**Given exercise**
Answer with a single number, the count of lines holding the word "домохозяйств".

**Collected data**
____

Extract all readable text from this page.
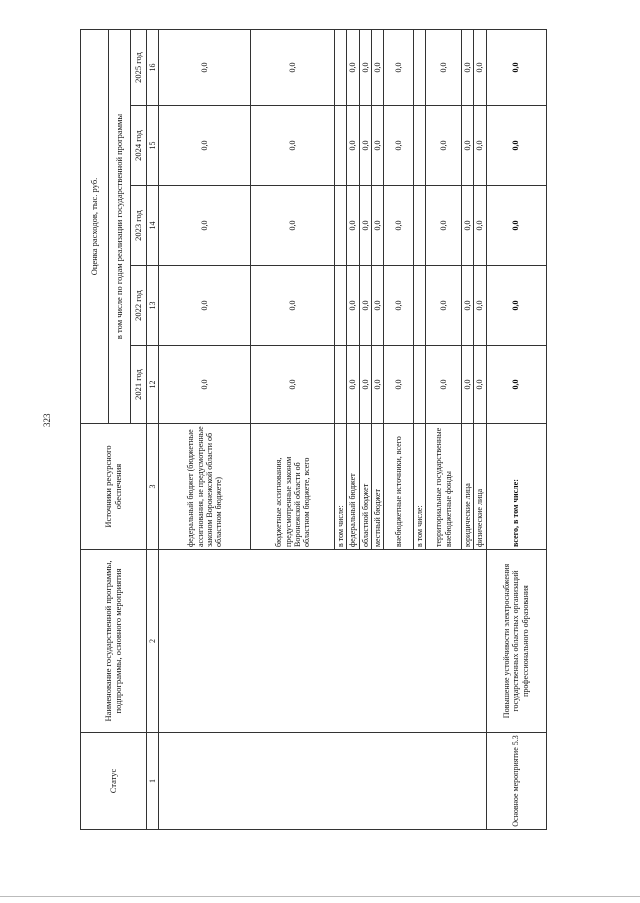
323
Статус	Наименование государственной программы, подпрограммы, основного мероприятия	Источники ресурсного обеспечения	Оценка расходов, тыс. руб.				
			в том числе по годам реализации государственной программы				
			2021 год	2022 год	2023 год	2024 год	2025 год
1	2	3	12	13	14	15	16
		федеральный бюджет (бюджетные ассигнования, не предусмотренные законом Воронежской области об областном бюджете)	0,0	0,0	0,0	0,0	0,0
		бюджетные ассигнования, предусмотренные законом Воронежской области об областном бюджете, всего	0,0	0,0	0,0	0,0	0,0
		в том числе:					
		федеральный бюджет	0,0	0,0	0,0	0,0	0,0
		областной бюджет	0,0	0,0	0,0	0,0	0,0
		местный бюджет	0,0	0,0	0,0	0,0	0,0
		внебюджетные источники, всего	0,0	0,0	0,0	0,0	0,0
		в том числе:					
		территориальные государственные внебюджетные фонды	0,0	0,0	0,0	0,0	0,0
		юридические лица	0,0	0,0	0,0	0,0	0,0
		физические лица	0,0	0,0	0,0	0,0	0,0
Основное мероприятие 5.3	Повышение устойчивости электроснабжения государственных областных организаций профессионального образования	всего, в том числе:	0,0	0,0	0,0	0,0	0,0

____

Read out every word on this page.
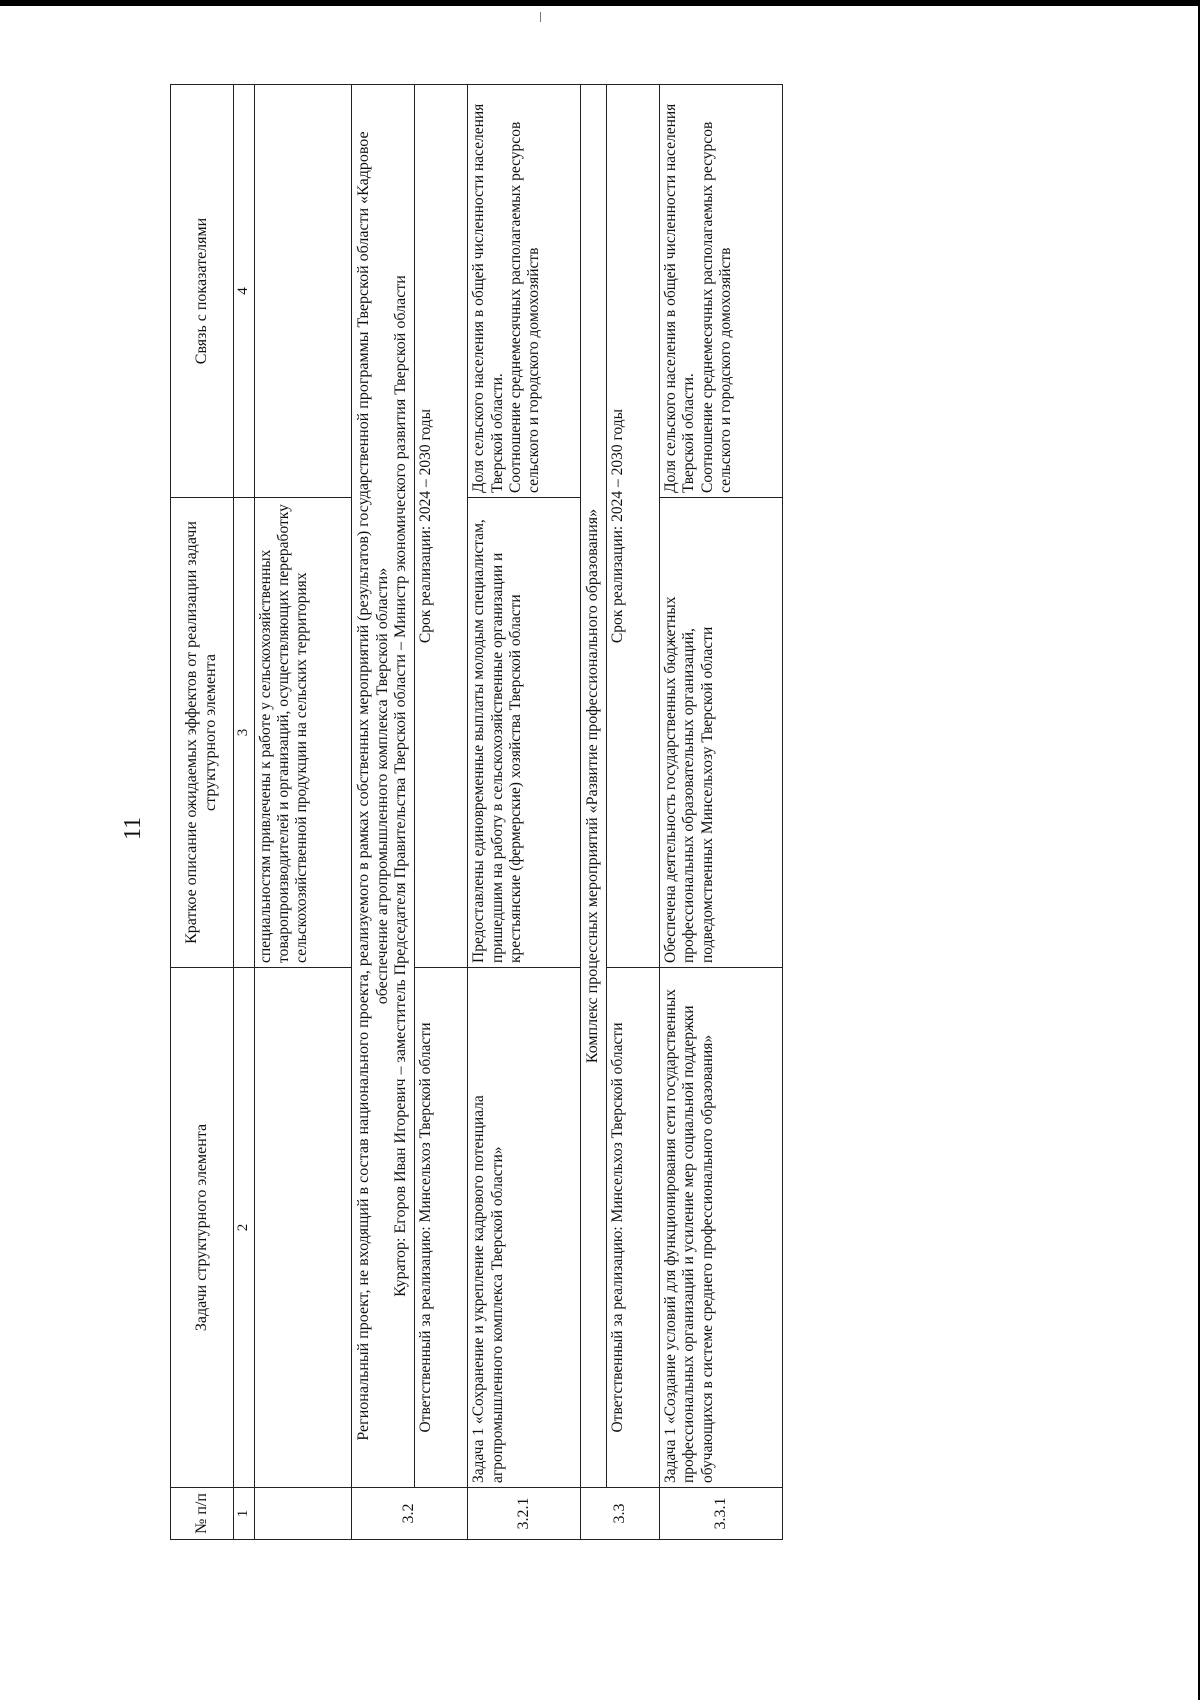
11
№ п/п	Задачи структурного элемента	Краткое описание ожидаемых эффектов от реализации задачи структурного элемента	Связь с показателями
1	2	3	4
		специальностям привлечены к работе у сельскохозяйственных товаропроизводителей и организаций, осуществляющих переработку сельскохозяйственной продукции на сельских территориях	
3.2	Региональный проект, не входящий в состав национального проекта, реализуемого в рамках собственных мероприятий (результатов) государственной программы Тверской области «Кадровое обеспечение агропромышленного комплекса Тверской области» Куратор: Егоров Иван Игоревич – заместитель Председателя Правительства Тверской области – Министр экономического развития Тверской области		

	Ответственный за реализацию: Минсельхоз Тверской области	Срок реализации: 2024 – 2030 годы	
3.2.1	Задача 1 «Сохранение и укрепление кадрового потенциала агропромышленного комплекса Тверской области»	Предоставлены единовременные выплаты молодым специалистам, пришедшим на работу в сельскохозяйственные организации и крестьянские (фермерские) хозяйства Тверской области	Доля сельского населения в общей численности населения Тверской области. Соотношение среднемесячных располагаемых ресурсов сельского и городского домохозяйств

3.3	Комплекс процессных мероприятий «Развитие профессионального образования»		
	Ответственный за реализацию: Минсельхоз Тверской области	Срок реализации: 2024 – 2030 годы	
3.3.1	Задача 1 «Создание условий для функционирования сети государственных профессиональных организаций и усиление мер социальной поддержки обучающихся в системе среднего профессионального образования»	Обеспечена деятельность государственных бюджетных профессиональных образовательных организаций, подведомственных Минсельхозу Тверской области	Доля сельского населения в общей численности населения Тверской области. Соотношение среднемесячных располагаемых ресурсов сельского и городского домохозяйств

____

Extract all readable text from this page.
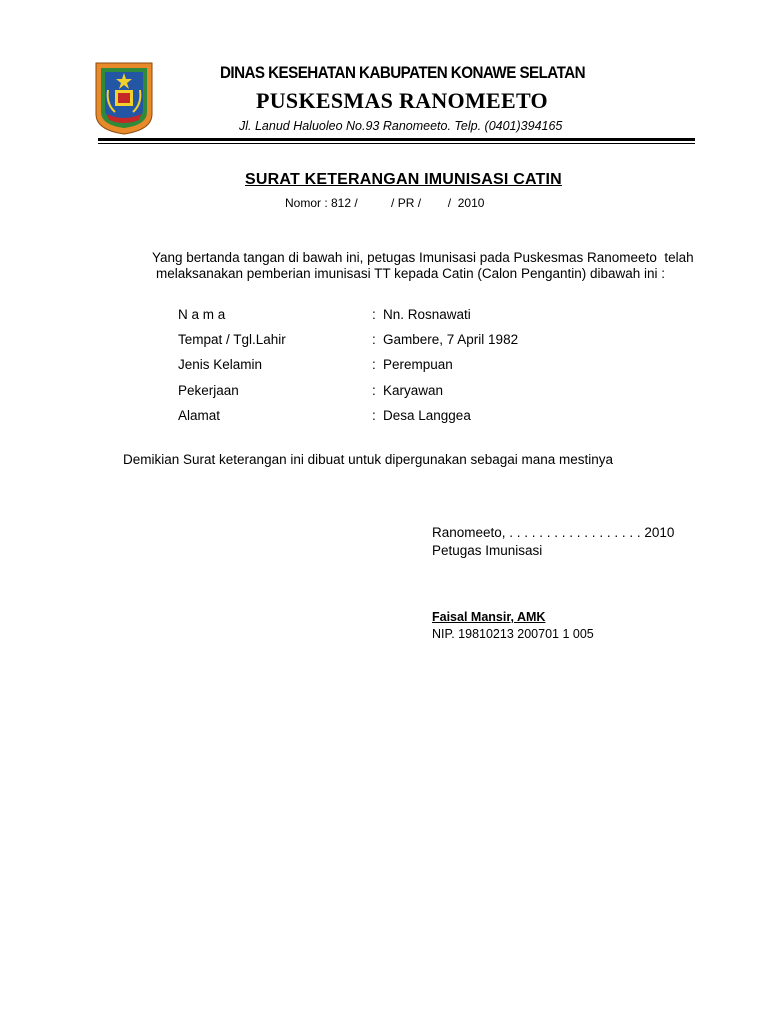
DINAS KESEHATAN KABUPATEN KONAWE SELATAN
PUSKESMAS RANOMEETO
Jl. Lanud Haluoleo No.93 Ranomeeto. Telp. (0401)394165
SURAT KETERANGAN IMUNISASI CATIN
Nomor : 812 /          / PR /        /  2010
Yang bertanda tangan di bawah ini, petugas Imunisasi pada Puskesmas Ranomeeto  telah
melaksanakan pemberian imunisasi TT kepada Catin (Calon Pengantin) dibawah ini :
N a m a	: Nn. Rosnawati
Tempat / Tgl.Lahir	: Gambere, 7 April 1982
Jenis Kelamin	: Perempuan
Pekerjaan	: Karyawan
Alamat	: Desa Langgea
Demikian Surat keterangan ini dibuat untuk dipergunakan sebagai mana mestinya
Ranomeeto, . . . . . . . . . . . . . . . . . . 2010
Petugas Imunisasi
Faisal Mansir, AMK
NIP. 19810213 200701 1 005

____

**Answer for the task**
2